**To be done:** State the number of lines in the material below that have "Temperature" in them, without any other text.

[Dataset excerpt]
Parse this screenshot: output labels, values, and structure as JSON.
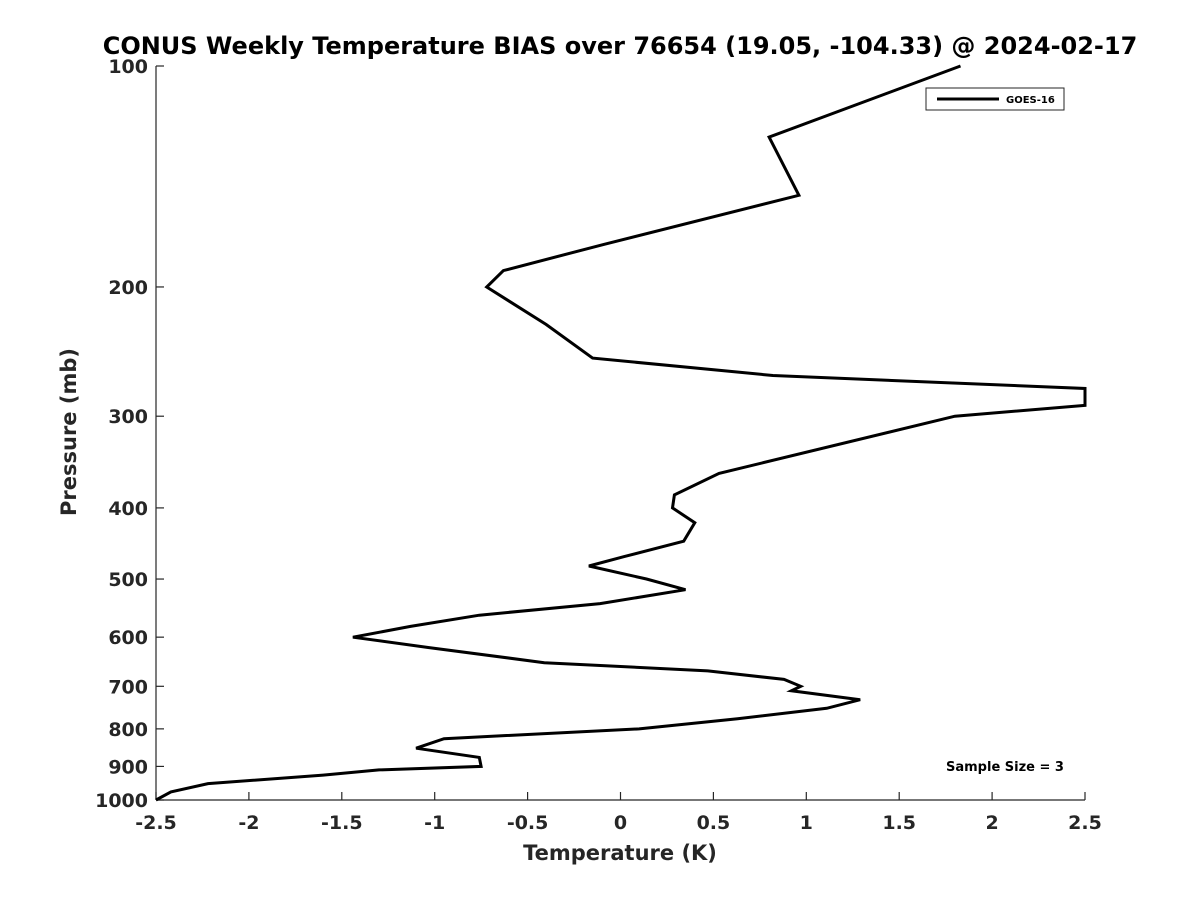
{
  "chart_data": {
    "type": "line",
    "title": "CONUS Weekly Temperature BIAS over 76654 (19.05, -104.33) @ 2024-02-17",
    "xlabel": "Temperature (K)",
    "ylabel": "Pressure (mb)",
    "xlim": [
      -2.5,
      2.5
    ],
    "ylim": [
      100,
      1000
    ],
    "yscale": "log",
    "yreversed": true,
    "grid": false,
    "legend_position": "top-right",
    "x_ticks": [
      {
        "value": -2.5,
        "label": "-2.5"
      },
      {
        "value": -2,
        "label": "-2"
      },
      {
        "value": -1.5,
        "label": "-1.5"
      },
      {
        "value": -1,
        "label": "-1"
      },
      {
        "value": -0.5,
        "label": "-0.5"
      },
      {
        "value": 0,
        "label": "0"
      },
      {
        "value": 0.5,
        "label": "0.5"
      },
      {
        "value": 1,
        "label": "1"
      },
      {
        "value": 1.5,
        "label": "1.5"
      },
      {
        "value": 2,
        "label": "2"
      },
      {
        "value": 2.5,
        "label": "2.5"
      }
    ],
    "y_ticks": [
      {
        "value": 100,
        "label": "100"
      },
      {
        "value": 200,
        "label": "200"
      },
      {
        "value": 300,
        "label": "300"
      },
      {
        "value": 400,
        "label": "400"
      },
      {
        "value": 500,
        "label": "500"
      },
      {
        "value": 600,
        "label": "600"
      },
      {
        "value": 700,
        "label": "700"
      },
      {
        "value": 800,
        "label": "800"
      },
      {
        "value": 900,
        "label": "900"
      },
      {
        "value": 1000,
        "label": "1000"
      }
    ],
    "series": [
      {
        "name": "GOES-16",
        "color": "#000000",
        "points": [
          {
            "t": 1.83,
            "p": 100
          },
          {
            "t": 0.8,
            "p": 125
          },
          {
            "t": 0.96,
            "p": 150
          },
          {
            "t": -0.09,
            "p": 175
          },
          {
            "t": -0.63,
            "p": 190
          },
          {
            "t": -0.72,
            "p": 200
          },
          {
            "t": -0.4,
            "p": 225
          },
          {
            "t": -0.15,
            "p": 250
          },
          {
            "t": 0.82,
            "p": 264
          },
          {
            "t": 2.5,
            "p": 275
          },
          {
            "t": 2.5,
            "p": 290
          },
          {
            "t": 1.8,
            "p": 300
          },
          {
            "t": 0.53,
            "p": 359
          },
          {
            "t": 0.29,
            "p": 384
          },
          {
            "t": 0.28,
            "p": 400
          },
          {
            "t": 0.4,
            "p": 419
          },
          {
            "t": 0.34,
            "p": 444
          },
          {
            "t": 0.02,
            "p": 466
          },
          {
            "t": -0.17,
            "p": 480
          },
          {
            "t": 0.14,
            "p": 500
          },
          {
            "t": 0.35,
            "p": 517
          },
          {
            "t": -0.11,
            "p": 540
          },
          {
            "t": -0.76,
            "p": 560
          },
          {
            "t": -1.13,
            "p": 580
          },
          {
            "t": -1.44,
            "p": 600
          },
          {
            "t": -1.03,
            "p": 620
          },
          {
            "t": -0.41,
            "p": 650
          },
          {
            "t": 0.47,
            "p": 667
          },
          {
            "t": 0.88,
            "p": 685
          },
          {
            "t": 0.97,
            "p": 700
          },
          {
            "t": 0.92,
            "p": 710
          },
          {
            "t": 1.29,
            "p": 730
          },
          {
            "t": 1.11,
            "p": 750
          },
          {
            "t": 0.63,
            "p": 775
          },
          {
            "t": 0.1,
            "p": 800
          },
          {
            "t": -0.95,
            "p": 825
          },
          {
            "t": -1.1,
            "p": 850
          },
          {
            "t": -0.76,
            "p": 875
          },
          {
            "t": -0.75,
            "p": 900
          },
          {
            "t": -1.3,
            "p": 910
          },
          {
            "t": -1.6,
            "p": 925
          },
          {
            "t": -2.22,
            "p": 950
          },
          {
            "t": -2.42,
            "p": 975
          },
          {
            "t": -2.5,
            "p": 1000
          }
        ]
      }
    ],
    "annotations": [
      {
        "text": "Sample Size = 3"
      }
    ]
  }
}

**Answer:** 2